The input -
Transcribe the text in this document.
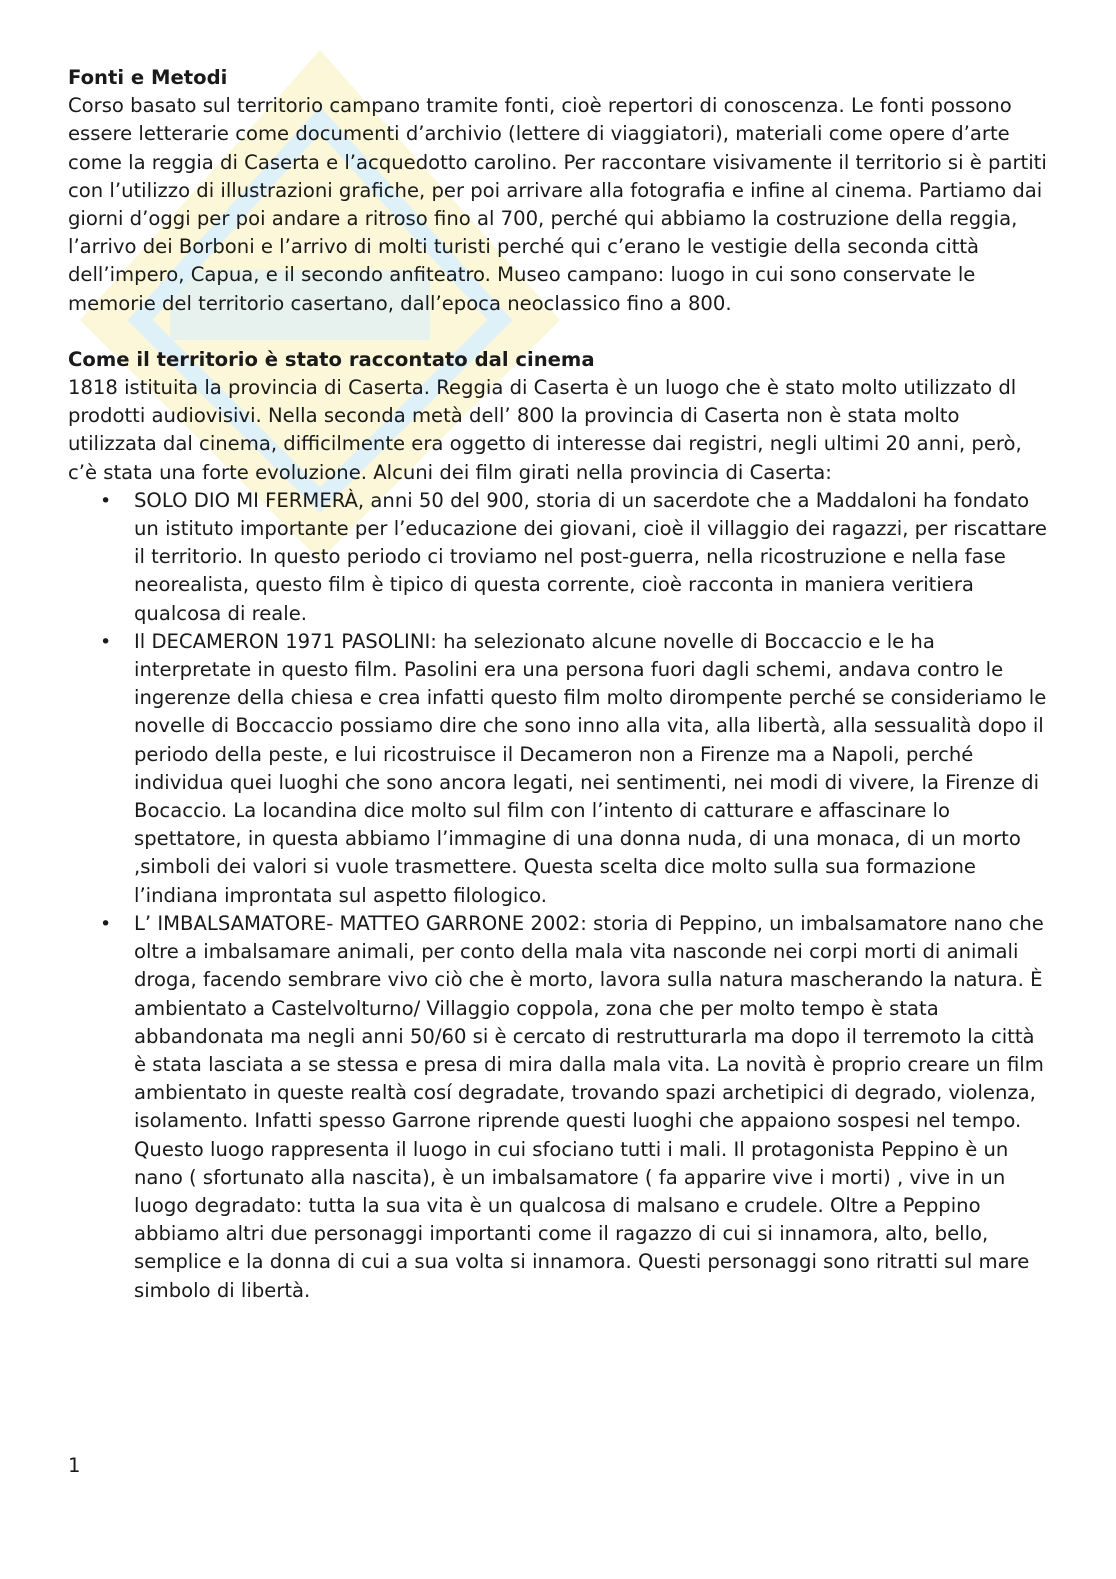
Fonti e Metodi

Corso basato sul territorio campano tramite fonti, cioè repertori di conoscenza. Le fonti possono essere letterarie come documenti d’archivio (lettere di viaggiatori), materiali come opere d’arte come la reggia di Caserta e l’acquedotto carolino. Per raccontare visivamente il territorio si è partiti con l’utilizzo di illustrazioni grafiche, per poi arrivare alla fotografia e infine al cinema. Partiamo dai giorni d’oggi per poi andare a ritroso fino al 700, perché qui abbiamo la costruzione della reggia, l’arrivo dei Borboni e l’arrivo di molti turisti perché qui c’erano le vestigie della seconda città dell’impero, Capua, e il secondo anfiteatro. Museo campano: luogo in cui sono conservate le memorie del territorio casertano, dall’epoca neoclassico fino a 800.

Come il territorio è stato raccontato dal cinema

1818 istituita la provincia di Caserta. Reggia di Caserta è un luogo che è stato molto utilizzato dl prodotti audiovisivi. Nella seconda metà dell’ 800 la provincia di Caserta non è stata molto utilizzata dal cinema, difficilmente era oggetto di interesse dai registri, negli ultimi 20 anni, però, c’è stata una forte evoluzione. Alcuni dei film girati nella provincia di Caserta:

• SOLO DIO MI FERMERÀ, anni 50 del 900, storia di un sacerdote che a Maddaloni ha fondato un istituto importante per l’educazione dei giovani, cioè il villaggio dei ragazzi, per riscattare il territorio. In questo periodo ci troviamo nel post-guerra, nella ricostruzione e nella fase neorealista, questo film è tipico di questa corrente, cioè racconta in maniera veritiera qualcosa di reale.
• Il DECAMERON 1971 PASOLINI: ha selezionato alcune novelle di Boccaccio e le ha interpretate in questo film. Pasolini era una persona fuori dagli schemi, andava contro le ingerenze della chiesa e crea infatti questo film molto dirompente perché se consideriamo le novelle di Boccaccio possiamo dire che sono inno alla vita, alla libertà, alla sessualità dopo il periodo della peste, e lui ricostruisce il Decameron non a Firenze ma a Napoli, perché individua quei luoghi che sono ancora legati, nei sentimenti, nei modi di vivere, la Firenze di Bocaccio. La locandina dice molto sul film con l’intento di catturare e affascinare lo spettatore, in questa abbiamo l’immagine di una donna nuda, di una monaca, di un morto ,simboli dei valori si vuole trasmettere. Questa scelta dice molto sulla sua formazione l’indiana improntata sul aspetto filologico.
• L’ IMBALSAMATORE- MATTEO GARRONE 2002: storia di Peppino, un imbalsamatore nano che oltre a imbalsamare animali, per conto della mala vita nasconde nei corpi morti di animali droga, facendo sembrare vivo ciò che è morto, lavora sulla natura mascherando la natura. È ambientato a Castelvolturno/ Villaggio coppola, zona che per molto tempo è stata abbandonata ma negli anni 50/60 si è cercato di restrutturarla ma dopo il terremoto la città è stata lasciata a se stessa e presa di mira dalla mala vita. La novità è proprio creare un film ambientato in queste realtà cosí degradate, trovando spazi archetipici di degrado, violenza, isolamento. Infatti spesso Garrone riprende questi luoghi che appaiono sospesi nel tempo. Questo luogo rappresenta il luogo in cui sfociano tutti i mali. Il protagonista Peppino è un nano ( sfortunato alla nascita), è un imbalsamatore ( fa apparire vive i morti) , vive in un luogo degradato: tutta la sua vita è un qualcosa di malsano e crudele. Oltre a Peppino abbiamo altri due personaggi importanti come il ragazzo di cui si innamora, alto, bello, semplice e la donna di cui a sua volta si innamora. Questi personaggi sono ritratti sul mare simbolo di libertà.
1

Directions for this task - Leave out every line without the string "seconda" and copy the rest.

Solution to this exercise -
Corso basato sul territorio campano tramite fonti, cioè repertori di conoscenza. Le fonti possono essere letterarie come documenti d’archivio (lettere di viaggiatori), materiali come opere d’arte come la reggia di Caserta e l’acquedotto carolino. Per raccontare visivamente il territorio si è partiti con l’utilizzo di illustrazioni grafiche, per poi arrivare alla fotografia e infine al cinema. Partiamo dai giorni d’oggi per poi andare a ritroso fino al 700, perché qui abbiamo la costruzione della reggia, l’arrivo dei Borboni e l’arrivo di molti turisti perché qui c’erano le vestigie della seconda città dell’impero, Capua, e il secondo anfiteatro. Museo campano: luogo in cui sono conservate le memorie del territorio casertano, dall’epoca neoclassico fino a 800.
1818 istituita la provincia di Caserta. Reggia di Caserta è un luogo che è stato molto utilizzato dl prodotti audiovisivi. Nella seconda metà dell’ 800 la provincia di Caserta non è stata molto utilizzata dal cinema, difficilmente era oggetto di interesse dai registri, negli ultimi 20 anni, però, c’è stata una forte evoluzione. Alcuni dei film girati nella provincia di Caserta:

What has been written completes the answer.